Required task.
All lines featuring the string "English" are to be listed.

Extracted data.
________________________________________

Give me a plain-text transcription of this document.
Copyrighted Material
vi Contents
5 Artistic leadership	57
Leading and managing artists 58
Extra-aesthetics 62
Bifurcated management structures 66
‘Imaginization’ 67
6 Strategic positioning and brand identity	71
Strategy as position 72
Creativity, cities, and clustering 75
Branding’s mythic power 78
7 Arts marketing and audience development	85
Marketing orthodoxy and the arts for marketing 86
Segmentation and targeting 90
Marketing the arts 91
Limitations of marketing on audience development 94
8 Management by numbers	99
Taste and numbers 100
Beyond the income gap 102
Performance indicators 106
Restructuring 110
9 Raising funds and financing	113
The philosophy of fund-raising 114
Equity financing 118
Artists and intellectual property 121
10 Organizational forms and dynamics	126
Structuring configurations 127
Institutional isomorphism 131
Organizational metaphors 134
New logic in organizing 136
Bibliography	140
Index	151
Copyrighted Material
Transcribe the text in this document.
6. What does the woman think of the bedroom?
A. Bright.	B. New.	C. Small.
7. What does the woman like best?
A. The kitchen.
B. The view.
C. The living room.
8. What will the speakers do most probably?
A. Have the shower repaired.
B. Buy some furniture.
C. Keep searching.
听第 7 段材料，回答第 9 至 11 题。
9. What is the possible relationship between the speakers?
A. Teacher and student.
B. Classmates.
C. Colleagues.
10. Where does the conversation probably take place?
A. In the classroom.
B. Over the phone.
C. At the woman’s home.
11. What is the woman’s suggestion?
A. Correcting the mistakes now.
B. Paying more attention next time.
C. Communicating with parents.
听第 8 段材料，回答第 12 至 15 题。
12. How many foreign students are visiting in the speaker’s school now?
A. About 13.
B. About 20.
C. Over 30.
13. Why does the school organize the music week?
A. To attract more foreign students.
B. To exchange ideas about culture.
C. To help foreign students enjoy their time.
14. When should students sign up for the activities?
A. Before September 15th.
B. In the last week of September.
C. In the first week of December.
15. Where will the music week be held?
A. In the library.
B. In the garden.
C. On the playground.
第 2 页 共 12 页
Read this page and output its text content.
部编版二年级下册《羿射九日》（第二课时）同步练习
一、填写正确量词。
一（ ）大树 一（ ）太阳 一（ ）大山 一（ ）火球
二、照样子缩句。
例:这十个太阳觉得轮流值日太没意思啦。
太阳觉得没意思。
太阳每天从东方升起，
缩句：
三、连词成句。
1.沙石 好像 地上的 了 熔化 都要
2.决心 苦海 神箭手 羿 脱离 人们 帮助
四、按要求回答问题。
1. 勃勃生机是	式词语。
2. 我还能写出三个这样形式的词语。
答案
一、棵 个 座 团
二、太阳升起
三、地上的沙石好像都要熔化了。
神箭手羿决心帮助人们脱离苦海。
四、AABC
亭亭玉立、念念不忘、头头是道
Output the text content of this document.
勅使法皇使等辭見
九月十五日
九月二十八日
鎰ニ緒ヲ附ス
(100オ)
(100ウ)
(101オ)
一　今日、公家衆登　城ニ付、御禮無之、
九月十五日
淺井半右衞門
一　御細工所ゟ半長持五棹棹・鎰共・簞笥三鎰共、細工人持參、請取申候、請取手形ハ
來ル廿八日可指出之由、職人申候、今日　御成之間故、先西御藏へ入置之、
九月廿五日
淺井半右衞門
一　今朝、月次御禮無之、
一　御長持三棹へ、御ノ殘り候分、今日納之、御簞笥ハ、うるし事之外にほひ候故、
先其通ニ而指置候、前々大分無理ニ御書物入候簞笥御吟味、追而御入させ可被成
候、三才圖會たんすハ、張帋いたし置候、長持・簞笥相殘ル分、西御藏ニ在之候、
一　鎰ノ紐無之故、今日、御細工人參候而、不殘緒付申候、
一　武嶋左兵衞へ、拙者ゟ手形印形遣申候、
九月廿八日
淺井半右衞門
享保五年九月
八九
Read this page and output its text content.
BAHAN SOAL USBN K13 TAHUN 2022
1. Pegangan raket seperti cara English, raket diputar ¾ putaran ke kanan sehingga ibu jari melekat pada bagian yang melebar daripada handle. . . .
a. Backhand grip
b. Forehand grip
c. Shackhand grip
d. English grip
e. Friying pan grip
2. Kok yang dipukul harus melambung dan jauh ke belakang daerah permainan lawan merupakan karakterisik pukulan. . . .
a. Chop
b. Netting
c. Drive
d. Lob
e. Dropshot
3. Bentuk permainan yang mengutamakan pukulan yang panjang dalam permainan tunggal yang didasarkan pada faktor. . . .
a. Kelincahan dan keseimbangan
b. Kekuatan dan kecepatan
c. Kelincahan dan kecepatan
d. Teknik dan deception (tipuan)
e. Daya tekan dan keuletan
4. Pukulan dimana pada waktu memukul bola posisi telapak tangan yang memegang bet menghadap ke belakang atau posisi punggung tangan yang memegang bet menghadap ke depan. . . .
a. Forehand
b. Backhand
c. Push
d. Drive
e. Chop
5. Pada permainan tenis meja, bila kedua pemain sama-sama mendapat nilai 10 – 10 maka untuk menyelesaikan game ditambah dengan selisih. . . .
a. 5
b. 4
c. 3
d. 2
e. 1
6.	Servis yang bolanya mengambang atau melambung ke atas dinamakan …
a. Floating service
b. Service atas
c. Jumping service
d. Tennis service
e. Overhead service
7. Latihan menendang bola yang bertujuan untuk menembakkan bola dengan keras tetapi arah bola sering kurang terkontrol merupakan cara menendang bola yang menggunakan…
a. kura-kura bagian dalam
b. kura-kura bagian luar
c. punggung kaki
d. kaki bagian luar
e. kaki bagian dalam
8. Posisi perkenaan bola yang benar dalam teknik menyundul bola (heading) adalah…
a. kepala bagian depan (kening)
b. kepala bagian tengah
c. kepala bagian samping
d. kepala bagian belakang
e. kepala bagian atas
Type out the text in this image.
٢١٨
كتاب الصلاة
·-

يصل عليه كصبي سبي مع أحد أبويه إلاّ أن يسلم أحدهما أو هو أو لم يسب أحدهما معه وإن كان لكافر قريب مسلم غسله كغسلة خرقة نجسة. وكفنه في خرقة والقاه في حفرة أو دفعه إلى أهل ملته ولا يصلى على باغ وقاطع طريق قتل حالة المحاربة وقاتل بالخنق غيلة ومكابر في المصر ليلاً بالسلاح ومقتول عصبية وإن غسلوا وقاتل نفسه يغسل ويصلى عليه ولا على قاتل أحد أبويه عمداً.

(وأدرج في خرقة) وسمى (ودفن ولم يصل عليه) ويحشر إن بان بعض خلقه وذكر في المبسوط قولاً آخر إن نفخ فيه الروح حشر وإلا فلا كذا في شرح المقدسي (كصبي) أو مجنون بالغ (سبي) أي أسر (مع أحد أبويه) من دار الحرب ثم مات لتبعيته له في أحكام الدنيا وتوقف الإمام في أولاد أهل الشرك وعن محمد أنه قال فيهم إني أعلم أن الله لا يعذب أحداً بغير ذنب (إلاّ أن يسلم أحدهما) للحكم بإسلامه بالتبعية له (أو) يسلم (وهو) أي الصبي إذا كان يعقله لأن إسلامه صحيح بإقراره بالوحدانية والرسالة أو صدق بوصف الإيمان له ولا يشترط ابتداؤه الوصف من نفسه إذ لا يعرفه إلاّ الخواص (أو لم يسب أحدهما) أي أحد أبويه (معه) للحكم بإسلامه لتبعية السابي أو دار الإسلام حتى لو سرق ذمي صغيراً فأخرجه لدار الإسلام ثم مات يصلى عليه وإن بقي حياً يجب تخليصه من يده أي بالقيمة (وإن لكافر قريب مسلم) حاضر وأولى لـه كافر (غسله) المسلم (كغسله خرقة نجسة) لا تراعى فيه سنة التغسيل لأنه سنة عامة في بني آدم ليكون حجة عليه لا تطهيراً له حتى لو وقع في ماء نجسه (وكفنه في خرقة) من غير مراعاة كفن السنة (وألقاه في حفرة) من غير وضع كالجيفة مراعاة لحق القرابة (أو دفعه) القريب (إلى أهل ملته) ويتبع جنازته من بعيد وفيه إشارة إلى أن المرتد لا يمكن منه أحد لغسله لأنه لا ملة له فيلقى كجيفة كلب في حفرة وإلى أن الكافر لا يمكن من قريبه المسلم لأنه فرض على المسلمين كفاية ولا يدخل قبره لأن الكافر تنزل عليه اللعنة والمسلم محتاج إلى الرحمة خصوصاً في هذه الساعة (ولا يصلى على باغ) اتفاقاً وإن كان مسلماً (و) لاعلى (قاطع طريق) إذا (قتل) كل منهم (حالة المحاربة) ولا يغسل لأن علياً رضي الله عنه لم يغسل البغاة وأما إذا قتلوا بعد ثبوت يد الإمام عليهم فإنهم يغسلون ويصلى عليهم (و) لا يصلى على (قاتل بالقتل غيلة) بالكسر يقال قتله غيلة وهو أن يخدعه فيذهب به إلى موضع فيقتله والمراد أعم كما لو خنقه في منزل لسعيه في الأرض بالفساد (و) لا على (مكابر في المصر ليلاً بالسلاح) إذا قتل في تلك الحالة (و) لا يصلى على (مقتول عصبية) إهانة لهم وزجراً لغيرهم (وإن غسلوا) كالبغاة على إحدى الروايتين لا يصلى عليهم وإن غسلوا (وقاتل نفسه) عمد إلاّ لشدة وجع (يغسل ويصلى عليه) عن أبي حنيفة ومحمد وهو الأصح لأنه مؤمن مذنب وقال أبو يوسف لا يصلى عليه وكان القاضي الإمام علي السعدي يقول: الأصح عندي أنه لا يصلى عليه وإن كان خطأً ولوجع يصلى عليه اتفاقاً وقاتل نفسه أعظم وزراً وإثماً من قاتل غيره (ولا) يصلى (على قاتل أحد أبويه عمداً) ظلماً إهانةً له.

________________________________________

Response for this exercise.
1. Pegangan raket seperti cara English, raket diputar ¾ putaran ke kanan sehingga ibu jari melekat pada bagian yang melebar daripada handle. . . .
d. English grip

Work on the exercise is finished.